------ Record extracts

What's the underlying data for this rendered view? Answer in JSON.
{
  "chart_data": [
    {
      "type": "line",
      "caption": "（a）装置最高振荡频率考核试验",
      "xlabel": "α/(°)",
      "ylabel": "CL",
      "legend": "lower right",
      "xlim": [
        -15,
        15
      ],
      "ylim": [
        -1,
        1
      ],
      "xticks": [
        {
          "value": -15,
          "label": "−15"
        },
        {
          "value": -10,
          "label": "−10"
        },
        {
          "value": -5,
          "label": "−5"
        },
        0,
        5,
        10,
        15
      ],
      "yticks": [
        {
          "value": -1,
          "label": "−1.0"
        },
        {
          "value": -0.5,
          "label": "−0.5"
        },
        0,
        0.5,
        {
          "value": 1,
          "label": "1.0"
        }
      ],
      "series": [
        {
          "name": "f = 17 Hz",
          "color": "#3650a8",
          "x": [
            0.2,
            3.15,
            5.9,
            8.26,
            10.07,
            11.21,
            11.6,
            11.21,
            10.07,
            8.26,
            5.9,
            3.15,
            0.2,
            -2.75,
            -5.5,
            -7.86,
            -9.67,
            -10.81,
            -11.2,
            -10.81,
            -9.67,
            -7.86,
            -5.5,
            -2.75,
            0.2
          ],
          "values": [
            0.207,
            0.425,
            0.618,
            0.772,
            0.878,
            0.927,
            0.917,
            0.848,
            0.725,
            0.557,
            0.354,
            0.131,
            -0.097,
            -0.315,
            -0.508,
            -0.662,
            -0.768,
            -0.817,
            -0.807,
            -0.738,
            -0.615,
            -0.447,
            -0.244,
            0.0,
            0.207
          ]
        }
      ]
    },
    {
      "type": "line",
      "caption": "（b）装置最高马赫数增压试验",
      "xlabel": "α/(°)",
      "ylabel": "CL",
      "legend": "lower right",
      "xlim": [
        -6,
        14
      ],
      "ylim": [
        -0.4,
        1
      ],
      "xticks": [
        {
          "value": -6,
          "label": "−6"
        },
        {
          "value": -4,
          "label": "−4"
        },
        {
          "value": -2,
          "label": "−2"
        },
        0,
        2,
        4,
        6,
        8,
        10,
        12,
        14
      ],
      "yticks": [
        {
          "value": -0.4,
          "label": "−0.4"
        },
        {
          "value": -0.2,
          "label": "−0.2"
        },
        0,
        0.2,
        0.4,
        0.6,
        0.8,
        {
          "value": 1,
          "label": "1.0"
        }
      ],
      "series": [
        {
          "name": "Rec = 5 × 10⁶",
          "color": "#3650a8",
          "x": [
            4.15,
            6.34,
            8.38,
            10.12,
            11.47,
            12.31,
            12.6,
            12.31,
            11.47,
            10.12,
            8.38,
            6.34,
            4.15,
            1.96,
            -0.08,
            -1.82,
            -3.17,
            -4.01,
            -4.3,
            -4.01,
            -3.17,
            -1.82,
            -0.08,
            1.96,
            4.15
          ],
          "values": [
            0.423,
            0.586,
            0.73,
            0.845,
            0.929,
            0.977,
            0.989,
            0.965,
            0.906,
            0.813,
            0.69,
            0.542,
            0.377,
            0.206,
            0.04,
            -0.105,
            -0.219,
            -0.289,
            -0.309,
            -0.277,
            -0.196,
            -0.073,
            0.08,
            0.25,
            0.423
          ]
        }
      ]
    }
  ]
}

------------

- _Direction_: Extract the full listing above without altering anything.

- _Task result_:
What's the underlying data for this rendered view? Answer in JSON.
{
  "chart_data": [
    {
      "type": "line",
      "caption": "（a）装置最高振荡频率考核试验",
      "xlabel": "α/(°)",
      "ylabel": "CL",
      "legend": "lower right",
      "xlim": [
        -15,
        15
      ],
      "ylim": [
        -1,
        1
      ],
      "xticks": [
        {
          "value": -15,
          "label": "−15"
        },
        {
          "value": -10,
          "label": "−10"
        },
        {
          "value": -5,
          "label": "−5"
        },
        0,
        5,
        10,
        15
      ],
      "yticks": [
        {
          "value": -1,
          "label": "−1.0"
        },
        {
          "value": -0.5,
          "label": "−0.5"
        },
        0,
        0.5,
        {
          "value": 1,
          "label": "1.0"
        }
      ],
      "series": [
        {
          "name": "f = 17 Hz",
          "color": "#3650a8",
          "x": [
            0.2,
            3.15,
            5.9,
            8.26,
            10.07,
            11.21,
            11.6,
            11.21,
            10.07,
            8.26,
            5.9,
            3.15,
            0.2,
            -2.75,
            -5.5,
            -7.86,
            -9.67,
            -10.81,
            -11.2,
            -10.81,
            -9.67,
            -7.86,
            -5.5,
            -2.75,
            0.2
          ],
          "values": [
            0.207,
            0.425,
            0.618,
            0.772,
            0.878,
            0.927,
            0.917,
            0.848,
            0.725,
            0.557,
            0.354,
            0.131,
            -0.097,
            -0.315,
            -0.508,
            -0.662,
            -0.768,
            -0.817,
            -0.807,
            -0.738,
            -0.615,
            -0.447,
            -0.244,
            0.0,
            0.207
          ]
        }
      ]
    },
    {
      "type": "line",
      "caption": "（b）装置最高马赫数增压试验",
      "xlabel": "α/(°)",
      "ylabel": "CL",
      "legend": "lower right",
      "xlim": [
        -6,
        14
      ],
      "ylim": [
        -0.4,
        1
      ],
      "xticks": [
        {
          "value": -6,
          "label": "−6"
        },
        {
          "value": -4,
          "label": "−4"
        },
        {
          "value": -2,
          "label": "−2"
        },
        0,
        2,
        4,
        6,
        8,
        10,
        12,
        14
      ],
      "yticks": [
        {
          "value": -0.4,
          "label": "−0.4"
        },
        {
          "value": -0.2,
          "label": "−0.2"
        },
        0,
        0.2,
        0.4,
        0.6,
        0.8,
        {
          "value": 1,
          "label": "1.0"
        }
      ],
      "series": [
        {
          "name": "Rec = 5 × 10⁶",
          "color": "#3650a8",
          "x": [
            4.15,
            6.34,
            8.38,
            10.12,
            11.47,
            12.31,
            12.6,
            12.31,
            11.47,
            10.12,
            8.38,
            6.34,
            4.15,
            1.96,
            -0.08,
            -1.82,
            -3.17,
            -4.01,
            -4.3,
            -4.01,
            -3.17,
            -1.82,
            -0.08,
            1.96,
            4.15
          ],
          "values": [
            0.423,
            0.586,
            0.73,
            0.845,
            0.929,
            0.977,
            0.989,
            0.965,
            0.906,
            0.813,
            0.69,
            0.542,
            0.377,
            0.206,
            0.04,
            -0.105,
            -0.219,
            -0.289,
            -0.309,
            -0.277,
            -0.196,
            -0.073,
            0.08,
            0.25,
            0.423
          ]
        }
      ]
    }
  ]
}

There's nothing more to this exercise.